(Stored records)
|---|

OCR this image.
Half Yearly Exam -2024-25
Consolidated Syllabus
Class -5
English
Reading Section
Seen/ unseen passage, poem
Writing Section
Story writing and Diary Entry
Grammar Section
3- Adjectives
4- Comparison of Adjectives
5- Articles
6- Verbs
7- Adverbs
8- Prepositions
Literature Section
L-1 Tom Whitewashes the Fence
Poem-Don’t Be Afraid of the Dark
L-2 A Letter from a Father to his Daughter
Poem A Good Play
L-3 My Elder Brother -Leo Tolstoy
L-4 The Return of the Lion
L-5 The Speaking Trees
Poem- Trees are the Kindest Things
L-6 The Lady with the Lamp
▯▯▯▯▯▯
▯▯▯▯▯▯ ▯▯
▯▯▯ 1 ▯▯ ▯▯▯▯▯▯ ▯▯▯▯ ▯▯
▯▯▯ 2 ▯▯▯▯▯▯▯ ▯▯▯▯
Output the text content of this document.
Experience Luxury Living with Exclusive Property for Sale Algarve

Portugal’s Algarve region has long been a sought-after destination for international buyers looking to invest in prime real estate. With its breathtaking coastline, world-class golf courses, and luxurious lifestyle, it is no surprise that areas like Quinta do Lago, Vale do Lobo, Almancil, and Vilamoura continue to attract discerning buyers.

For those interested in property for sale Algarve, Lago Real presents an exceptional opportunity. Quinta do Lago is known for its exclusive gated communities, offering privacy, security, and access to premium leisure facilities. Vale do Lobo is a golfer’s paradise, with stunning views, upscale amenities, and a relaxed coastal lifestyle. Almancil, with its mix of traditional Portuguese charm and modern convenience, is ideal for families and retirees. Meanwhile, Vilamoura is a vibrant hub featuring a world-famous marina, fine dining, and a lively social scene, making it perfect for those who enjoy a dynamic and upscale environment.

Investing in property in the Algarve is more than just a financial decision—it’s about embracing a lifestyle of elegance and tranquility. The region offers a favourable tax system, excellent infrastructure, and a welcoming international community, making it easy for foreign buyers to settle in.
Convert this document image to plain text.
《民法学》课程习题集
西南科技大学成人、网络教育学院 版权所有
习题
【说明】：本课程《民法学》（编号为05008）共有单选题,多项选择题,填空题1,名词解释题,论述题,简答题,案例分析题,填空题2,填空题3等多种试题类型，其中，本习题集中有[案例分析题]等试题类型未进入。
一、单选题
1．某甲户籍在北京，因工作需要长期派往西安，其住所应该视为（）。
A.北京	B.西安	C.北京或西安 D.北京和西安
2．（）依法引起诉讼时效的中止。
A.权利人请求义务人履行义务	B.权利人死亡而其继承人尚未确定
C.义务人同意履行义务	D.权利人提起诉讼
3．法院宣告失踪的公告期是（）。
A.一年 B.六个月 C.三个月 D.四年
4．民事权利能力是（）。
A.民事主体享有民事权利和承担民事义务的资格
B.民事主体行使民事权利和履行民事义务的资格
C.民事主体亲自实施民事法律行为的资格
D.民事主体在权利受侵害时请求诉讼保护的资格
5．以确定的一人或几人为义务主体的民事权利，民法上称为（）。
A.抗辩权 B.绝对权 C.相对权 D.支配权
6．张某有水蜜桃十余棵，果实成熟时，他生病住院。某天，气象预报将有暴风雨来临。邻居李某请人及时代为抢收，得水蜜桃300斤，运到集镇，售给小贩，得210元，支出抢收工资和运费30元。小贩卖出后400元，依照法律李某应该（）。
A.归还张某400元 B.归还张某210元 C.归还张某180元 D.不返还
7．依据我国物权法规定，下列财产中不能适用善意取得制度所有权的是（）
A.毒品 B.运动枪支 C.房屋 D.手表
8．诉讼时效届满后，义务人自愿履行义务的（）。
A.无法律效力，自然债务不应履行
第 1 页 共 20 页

|---|

• PROBLEM TO WORK ON: Copy out exactly the lines from the line with "Convert this document image to plain text." to the end of the listing, including both of those lines, and give nothing else.

• SOLUTION FOR THIS TASK:
Convert this document image to plain text.
《民法学》课程习题集
西南科技大学成人、网络教育学院 版权所有
习题
【说明】：本课程《民法学》（编号为05008）共有单选题,多项选择题,填空题1,名词解释题,论述题,简答题,案例分析题,填空题2,填空题3等多种试题类型，其中，本习题集中有[案例分析题]等试题类型未进入。
一、单选题
1．某甲户籍在北京，因工作需要长期派往西安，其住所应该视为（）。
A.北京	B.西安	C.北京或西安 D.北京和西安
2．（）依法引起诉讼时效的中止。
A.权利人请求义务人履行义务	B.权利人死亡而其继承人尚未确定
C.义务人同意履行义务	D.权利人提起诉讼
3．法院宣告失踪的公告期是（）。
A.一年 B.六个月 C.三个月 D.四年
4．民事权利能力是（）。
A.民事主体享有民事权利和承担民事义务的资格
B.民事主体行使民事权利和履行民事义务的资格
C.民事主体亲自实施民事法律行为的资格
D.民事主体在权利受侵害时请求诉讼保护的资格
5．以确定的一人或几人为义务主体的民事权利，民法上称为（）。
A.抗辩权 B.绝对权 C.相对权 D.支配权
6．张某有水蜜桃十余棵，果实成熟时，他生病住院。某天，气象预报将有暴风雨来临。邻居李某请人及时代为抢收，得水蜜桃300斤，运到集镇，售给小贩，得210元，支出抢收工资和运费30元。小贩卖出后400元，依照法律李某应该（）。
A.归还张某400元 B.归还张某210元 C.归还张某180元 D.不返还
7．依据我国物权法规定，下列财产中不能适用善意取得制度所有权的是（）
A.毒品 B.运动枪支 C.房屋 D.手表
8．诉讼时效届满后，义务人自愿履行义务的（）。
A.无法律效力，自然债务不应履行
第 1 页 共 20 页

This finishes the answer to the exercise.